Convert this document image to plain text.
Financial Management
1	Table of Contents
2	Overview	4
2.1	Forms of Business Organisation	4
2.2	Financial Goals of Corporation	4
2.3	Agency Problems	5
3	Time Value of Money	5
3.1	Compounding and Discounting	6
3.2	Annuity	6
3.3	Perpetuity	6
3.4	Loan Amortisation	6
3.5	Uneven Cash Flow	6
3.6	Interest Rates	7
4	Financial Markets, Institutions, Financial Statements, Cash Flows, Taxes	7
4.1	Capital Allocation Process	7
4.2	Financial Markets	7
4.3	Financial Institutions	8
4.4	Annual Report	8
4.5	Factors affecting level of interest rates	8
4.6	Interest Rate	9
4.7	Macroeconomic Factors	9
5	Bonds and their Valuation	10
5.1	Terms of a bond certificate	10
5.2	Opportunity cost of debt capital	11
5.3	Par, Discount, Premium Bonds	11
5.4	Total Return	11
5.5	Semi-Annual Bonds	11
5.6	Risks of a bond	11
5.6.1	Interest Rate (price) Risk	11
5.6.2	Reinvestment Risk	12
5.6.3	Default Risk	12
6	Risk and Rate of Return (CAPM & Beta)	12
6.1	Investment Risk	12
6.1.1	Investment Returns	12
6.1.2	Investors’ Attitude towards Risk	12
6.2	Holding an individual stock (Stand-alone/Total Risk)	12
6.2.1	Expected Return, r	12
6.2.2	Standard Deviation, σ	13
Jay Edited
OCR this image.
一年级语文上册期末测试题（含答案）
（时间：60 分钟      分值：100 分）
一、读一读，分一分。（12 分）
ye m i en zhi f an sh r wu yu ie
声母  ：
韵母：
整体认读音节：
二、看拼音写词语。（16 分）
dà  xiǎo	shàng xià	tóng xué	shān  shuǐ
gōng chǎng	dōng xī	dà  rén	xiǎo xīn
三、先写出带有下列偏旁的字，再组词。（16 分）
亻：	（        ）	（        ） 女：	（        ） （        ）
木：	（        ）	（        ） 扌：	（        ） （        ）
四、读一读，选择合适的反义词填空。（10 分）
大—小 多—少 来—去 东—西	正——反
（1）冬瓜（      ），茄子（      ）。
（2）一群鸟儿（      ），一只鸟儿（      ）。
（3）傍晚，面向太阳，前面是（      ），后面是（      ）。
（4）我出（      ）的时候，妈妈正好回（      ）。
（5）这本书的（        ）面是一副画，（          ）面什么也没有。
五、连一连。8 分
_ _ _
→ GIVEN PROBLEM: Each entry above is to be printed again exactly.

→ RESPONSE TO THIS TASK:
Convert this document image to plain text.
Financial Management
1	Table of Contents
2	Overview	4
2.1	Forms of Business Organisation	4
2.2	Financial Goals of Corporation	4
2.3	Agency Problems	5
3	Time Value of Money	5
3.1	Compounding and Discounting	6
3.2	Annuity	6
3.3	Perpetuity	6
3.4	Loan Amortisation	6
3.5	Uneven Cash Flow	6
3.6	Interest Rates	7
4	Financial Markets, Institutions, Financial Statements, Cash Flows, Taxes	7
4.1	Capital Allocation Process	7
4.2	Financial Markets	7
4.3	Financial Institutions	8
4.4	Annual Report	8
4.5	Factors affecting level of interest rates	8
4.6	Interest Rate	9
4.7	Macroeconomic Factors	9
5	Bonds and their Valuation	10
5.1	Terms of a bond certificate	10
5.2	Opportunity cost of debt capital	11
5.3	Par, Discount, Premium Bonds	11
5.4	Total Return	11
5.5	Semi-Annual Bonds	11
5.6	Risks of a bond	11
5.6.1	Interest Rate (price) Risk	11
5.6.2	Reinvestment Risk	12
5.6.3	Default Risk	12
6	Risk and Rate of Return (CAPM & Beta)	12
6.1	Investment Risk	12
6.1.1	Investment Returns	12
6.1.2	Investors’ Attitude towards Risk	12
6.2	Holding an individual stock (Stand-alone/Total Risk)	12
6.2.1	Expected Return, r	12
6.2.2	Standard Deviation, σ	13
Jay Edited
OCR this image.
一年级语文上册期末测试题（含答案）
（时间：60 分钟      分值：100 分）
一、读一读，分一分。（12 分）
ye m i en zhi f an sh r wu yu ie
声母  ：
韵母：
整体认读音节：
二、看拼音写词语。（16 分）
dà  xiǎo	shàng xià	tóng xué	shān  shuǐ
gōng chǎng	dōng xī	dà  rén	xiǎo xīn
三、先写出带有下列偏旁的字，再组词。（16 分）
亻：	（        ）	（        ） 女：	（        ） （        ）
木：	（        ）	（        ） 扌：	（        ） （        ）
四、读一读，选择合适的反义词填空。（10 分）
大—小 多—少 来—去 东—西	正——反
（1）冬瓜（      ），茄子（      ）。
（2）一群鸟儿（      ），一只鸟儿（      ）。
（3）傍晚，面向太阳，前面是（      ），后面是（      ）。
（4）我出（      ）的时候，妈妈正好回（      ）。
（5）这本书的（        ）面是一副画，（          ）面什么也没有。
五、连一连。8 分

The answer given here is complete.